[Dataset rows]

-- START --

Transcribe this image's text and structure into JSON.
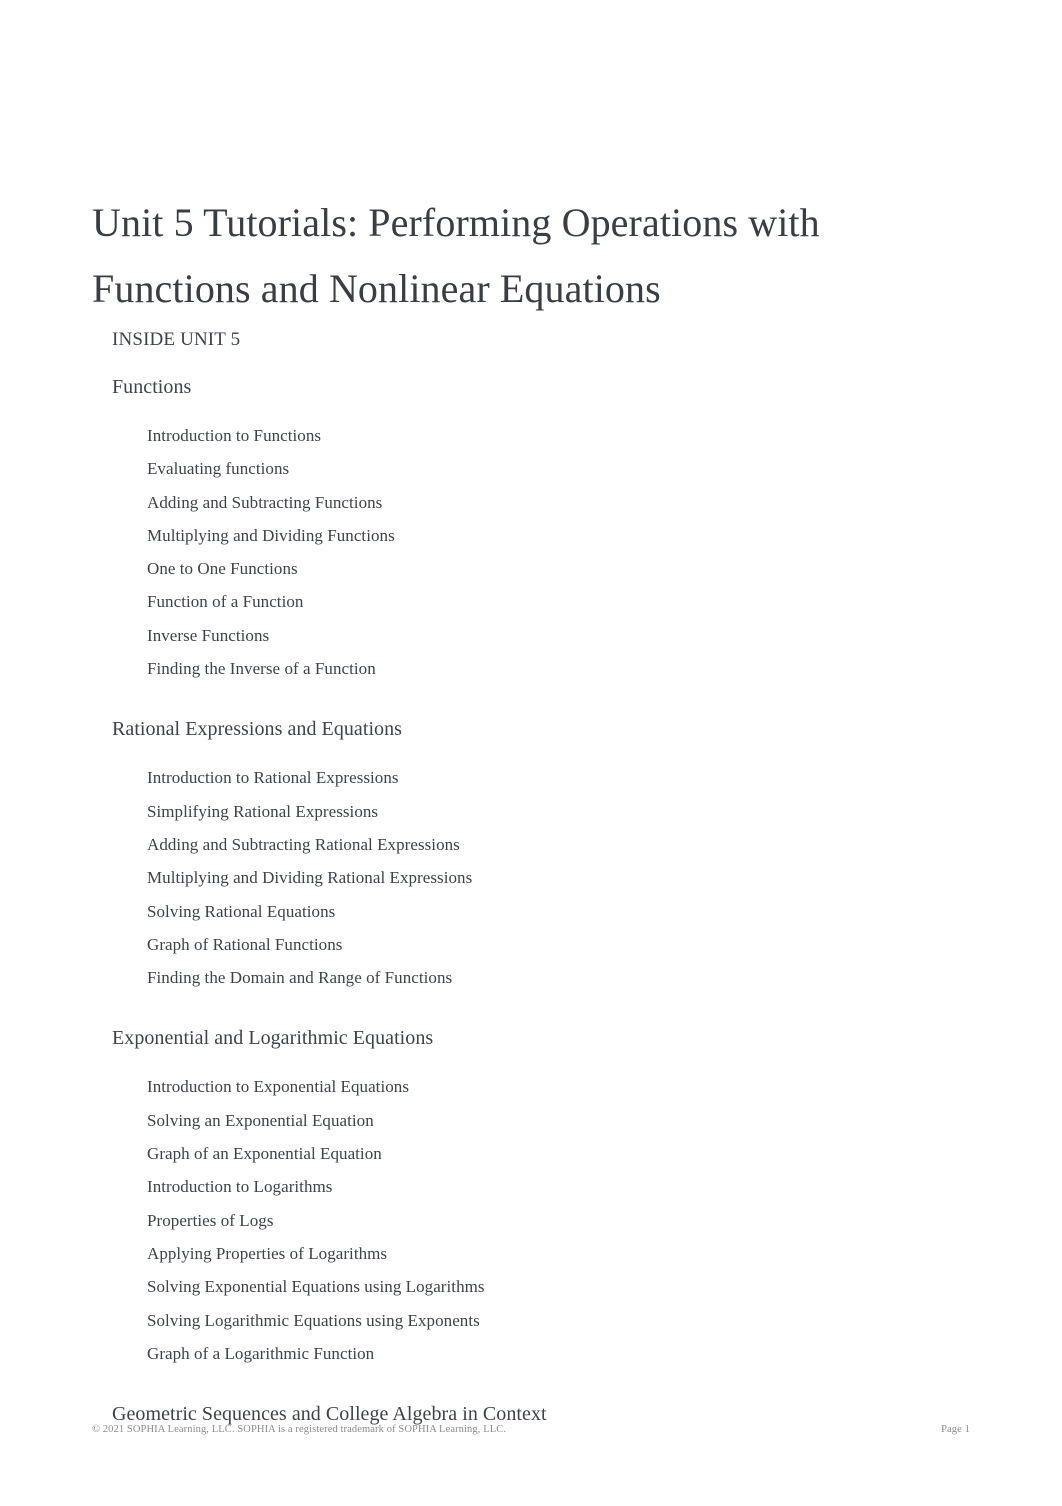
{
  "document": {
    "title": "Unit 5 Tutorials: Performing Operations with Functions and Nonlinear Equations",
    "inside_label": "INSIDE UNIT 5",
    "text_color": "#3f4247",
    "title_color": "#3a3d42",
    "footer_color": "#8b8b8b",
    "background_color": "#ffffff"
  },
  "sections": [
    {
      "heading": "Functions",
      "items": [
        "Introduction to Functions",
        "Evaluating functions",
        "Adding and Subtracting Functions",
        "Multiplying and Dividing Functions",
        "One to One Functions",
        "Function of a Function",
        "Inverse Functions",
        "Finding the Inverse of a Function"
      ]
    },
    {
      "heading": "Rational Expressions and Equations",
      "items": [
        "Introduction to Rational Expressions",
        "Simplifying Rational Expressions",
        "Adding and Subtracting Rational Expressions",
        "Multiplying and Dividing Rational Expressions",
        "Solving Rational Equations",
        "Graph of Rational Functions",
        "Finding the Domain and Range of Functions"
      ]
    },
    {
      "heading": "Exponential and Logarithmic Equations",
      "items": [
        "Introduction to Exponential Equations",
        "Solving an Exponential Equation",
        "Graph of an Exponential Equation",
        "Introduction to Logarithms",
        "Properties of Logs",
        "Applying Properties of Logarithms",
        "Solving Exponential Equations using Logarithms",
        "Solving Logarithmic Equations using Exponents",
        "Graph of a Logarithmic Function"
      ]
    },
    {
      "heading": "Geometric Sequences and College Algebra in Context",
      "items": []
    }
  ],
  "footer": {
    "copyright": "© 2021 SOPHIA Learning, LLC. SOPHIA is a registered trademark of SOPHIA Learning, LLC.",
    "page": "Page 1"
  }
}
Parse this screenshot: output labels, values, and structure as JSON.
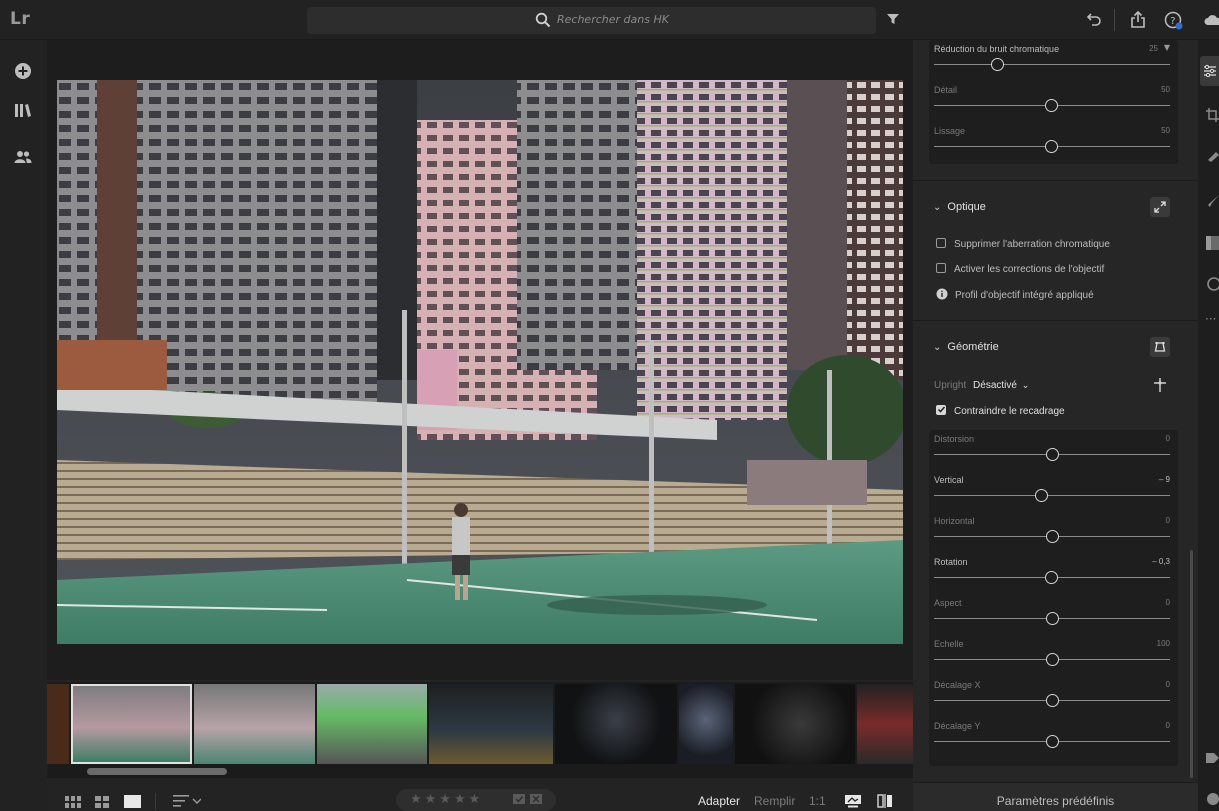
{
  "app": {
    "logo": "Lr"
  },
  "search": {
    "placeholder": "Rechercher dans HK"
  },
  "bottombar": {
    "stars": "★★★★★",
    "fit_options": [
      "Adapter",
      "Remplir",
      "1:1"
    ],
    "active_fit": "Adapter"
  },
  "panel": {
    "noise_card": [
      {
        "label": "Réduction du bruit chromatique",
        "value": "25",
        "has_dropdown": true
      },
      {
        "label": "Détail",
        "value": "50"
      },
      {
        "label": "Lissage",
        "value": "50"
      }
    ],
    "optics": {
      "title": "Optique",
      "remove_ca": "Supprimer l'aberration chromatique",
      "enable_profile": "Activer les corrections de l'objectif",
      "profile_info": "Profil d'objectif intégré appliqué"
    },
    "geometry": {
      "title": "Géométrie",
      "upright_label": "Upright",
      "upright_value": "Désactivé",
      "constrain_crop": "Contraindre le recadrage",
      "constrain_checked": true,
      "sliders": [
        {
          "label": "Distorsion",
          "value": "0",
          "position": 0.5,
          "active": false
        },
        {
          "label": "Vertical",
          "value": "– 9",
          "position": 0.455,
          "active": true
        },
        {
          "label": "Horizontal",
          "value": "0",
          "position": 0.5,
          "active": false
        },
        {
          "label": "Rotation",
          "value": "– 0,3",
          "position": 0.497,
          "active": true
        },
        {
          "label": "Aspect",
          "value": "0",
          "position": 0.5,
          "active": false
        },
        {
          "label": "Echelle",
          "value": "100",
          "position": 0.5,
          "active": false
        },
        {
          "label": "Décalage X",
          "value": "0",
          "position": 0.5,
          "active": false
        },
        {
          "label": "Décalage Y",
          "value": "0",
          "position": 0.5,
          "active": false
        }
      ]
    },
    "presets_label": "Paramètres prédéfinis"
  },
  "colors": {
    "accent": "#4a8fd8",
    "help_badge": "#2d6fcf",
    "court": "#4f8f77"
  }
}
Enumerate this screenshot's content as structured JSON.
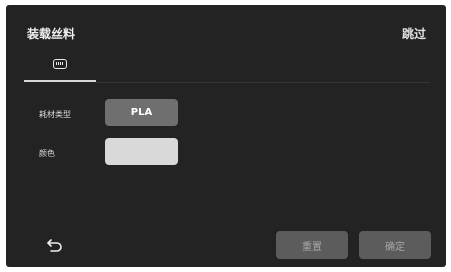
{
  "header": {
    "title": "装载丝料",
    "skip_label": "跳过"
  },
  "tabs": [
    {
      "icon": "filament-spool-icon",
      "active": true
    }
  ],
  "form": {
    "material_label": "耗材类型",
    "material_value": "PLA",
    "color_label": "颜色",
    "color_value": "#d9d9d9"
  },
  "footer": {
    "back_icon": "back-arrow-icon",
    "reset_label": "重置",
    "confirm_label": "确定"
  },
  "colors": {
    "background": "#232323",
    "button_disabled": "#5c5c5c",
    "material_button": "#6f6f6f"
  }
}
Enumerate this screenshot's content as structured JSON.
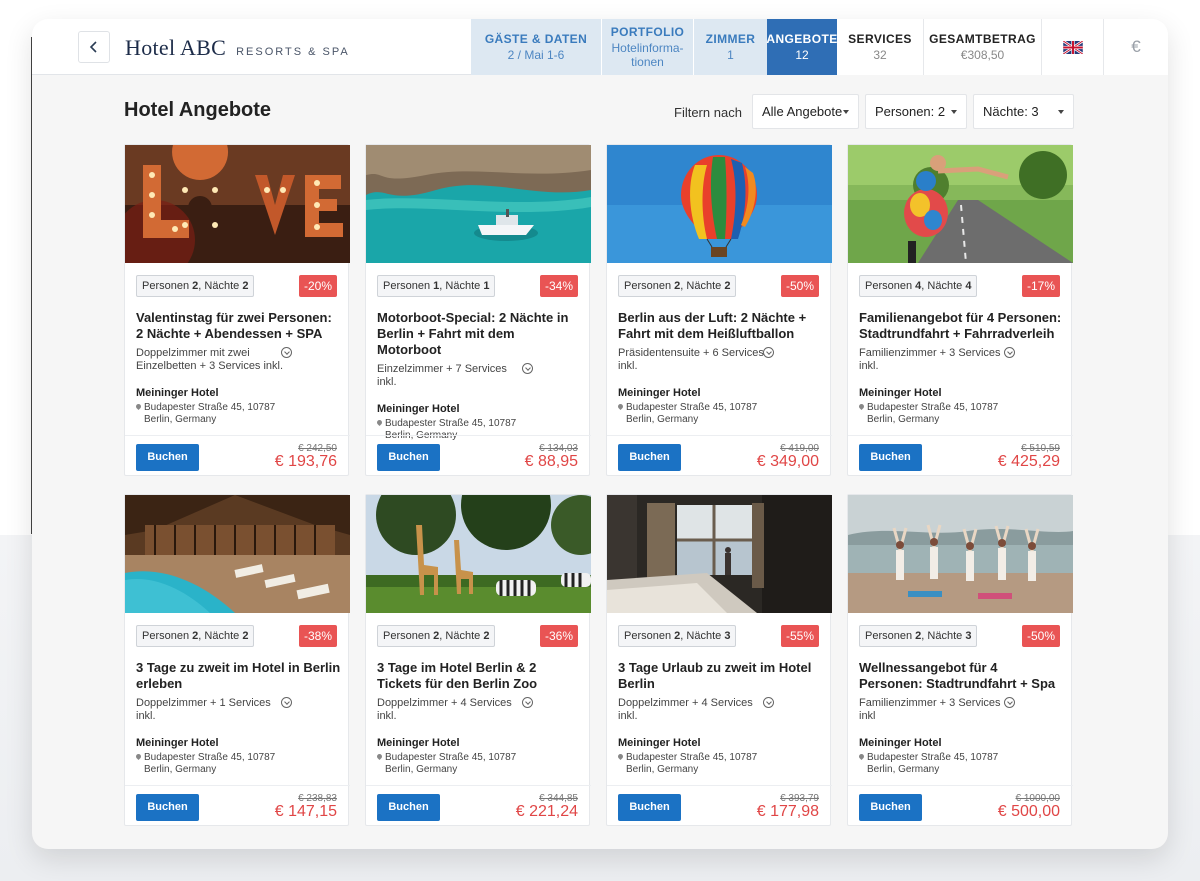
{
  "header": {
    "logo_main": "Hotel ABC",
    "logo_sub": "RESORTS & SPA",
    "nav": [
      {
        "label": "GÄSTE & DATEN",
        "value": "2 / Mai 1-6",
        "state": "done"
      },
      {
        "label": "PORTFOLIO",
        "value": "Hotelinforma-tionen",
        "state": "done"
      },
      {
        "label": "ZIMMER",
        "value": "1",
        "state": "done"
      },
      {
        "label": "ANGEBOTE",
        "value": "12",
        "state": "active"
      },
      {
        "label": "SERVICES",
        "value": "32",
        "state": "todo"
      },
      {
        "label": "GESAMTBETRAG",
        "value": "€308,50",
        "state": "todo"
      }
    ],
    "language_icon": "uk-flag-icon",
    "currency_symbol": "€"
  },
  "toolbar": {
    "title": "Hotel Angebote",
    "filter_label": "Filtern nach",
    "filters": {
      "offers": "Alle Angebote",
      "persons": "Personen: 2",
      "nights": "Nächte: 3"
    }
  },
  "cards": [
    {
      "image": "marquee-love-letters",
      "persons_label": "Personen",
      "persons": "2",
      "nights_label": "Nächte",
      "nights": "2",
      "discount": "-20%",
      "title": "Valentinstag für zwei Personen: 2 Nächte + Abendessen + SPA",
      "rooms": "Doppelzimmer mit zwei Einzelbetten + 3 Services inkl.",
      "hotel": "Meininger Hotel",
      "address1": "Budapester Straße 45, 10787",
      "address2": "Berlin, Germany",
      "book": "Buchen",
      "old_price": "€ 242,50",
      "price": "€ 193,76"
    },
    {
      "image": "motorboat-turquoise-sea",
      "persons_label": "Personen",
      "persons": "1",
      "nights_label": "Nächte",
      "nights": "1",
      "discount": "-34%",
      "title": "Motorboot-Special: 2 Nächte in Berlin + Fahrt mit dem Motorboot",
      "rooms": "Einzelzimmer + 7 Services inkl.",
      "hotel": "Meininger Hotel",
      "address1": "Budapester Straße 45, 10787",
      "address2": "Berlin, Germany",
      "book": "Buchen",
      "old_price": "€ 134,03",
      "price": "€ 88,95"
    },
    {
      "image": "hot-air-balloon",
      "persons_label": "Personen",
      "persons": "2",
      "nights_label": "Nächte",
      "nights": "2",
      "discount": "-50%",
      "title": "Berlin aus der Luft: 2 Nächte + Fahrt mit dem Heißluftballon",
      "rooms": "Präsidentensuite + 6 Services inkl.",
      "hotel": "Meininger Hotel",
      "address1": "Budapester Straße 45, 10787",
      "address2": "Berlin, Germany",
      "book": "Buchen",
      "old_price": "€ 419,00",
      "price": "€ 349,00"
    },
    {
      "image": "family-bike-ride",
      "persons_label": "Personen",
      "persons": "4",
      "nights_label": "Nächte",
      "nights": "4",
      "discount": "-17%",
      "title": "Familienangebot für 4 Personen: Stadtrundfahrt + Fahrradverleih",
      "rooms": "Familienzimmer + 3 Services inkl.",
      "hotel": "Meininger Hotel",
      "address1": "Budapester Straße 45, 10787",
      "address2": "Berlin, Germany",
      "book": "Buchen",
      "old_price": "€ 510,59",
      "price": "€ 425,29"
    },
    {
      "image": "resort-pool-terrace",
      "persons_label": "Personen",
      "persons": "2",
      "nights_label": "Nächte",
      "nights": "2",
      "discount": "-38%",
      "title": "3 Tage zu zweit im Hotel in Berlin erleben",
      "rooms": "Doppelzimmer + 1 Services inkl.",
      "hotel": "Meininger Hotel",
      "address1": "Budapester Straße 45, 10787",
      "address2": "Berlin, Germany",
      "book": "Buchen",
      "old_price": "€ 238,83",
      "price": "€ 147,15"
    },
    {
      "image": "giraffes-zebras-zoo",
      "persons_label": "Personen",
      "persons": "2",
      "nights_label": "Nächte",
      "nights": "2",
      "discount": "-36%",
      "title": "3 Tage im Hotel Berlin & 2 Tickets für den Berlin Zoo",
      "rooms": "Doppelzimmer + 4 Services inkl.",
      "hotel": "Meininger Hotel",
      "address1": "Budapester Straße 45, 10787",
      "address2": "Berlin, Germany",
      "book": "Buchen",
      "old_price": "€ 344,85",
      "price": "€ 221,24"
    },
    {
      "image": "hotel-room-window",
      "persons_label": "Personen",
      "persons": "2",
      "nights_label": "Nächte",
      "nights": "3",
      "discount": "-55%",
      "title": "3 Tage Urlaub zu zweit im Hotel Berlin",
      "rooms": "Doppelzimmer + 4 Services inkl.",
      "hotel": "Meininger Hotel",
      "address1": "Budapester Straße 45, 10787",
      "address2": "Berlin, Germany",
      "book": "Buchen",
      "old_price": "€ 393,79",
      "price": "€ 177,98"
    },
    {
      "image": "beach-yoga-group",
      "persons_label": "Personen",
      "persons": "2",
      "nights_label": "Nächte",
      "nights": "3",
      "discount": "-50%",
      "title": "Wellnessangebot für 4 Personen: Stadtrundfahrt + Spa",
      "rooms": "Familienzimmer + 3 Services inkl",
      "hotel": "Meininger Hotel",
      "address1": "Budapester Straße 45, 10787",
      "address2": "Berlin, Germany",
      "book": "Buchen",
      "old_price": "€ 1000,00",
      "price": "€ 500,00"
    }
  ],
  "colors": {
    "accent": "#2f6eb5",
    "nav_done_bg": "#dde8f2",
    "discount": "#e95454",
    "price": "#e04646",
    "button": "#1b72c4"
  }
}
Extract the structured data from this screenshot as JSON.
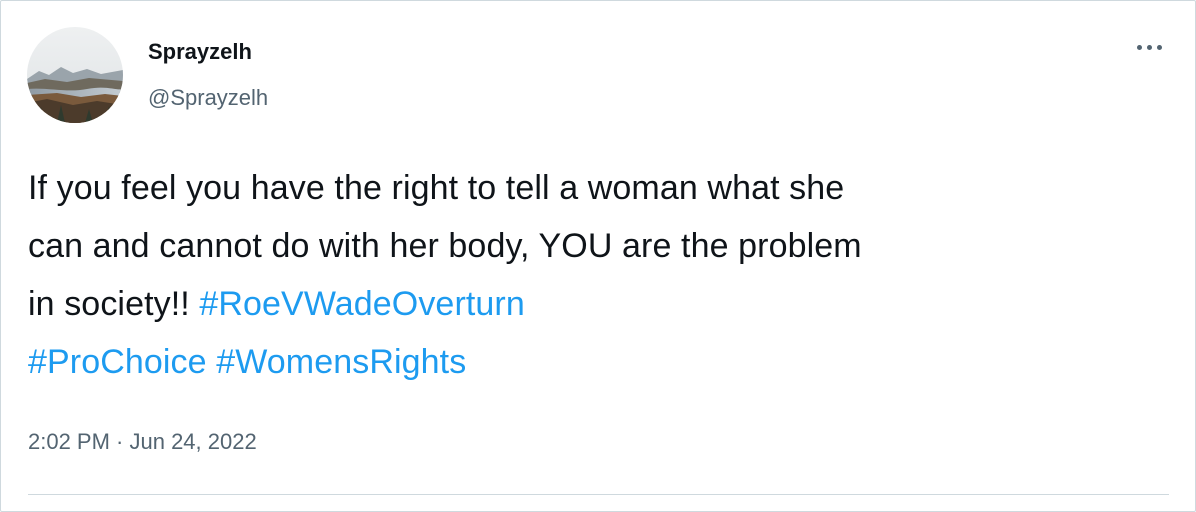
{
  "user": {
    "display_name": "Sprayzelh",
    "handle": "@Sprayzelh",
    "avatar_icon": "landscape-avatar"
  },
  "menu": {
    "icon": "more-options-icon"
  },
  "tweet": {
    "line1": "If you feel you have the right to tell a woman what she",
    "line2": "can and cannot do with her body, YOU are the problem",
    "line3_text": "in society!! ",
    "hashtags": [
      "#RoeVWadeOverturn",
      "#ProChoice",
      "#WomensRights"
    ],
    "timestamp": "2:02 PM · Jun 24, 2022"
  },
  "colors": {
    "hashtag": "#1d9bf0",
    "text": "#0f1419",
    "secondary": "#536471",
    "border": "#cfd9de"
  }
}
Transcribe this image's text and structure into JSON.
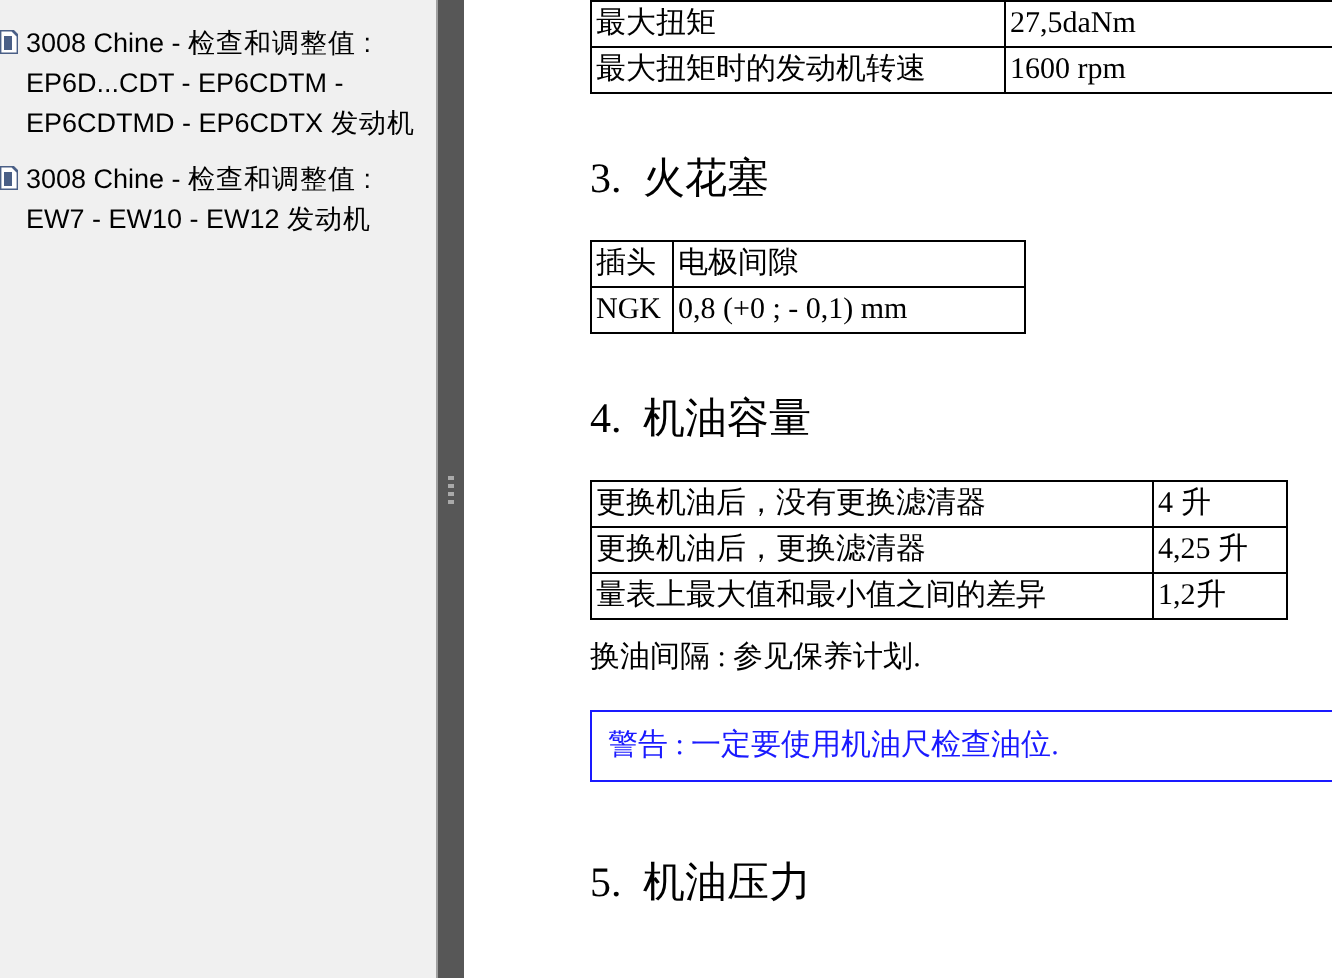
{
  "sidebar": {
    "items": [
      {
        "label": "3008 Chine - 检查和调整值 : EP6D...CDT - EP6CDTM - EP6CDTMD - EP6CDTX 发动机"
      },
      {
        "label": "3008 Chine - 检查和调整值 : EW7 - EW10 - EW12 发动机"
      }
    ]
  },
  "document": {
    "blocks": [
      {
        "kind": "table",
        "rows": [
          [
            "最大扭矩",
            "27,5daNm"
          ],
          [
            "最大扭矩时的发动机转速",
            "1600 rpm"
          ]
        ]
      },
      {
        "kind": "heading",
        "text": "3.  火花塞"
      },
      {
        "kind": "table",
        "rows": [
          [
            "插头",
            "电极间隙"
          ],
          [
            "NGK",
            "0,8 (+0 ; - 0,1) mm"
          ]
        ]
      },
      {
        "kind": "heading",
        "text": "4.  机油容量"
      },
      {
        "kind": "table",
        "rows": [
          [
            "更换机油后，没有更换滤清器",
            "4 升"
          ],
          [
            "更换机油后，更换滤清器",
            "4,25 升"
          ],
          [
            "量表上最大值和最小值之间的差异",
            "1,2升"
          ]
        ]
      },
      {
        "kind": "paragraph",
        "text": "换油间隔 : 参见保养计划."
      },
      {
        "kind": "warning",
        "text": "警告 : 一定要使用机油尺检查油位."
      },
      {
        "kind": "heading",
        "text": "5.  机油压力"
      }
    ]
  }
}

-- END --

WHAT THIS TASK INVOLVES -
Find each line in the records holding the string "Doppelzimmer" and show it.

SOLUTION TO THE EXERCISE -
      "rooms": "Doppelzimmer mit zwei Einzelbetten + 3 Services inkl.",
      "rooms": "Doppelzimmer + 1 Services inkl.",
      "rooms": "Doppelzimmer + 4 Services inkl.",
      "rooms": "Doppelzimmer + 4 Services inkl.",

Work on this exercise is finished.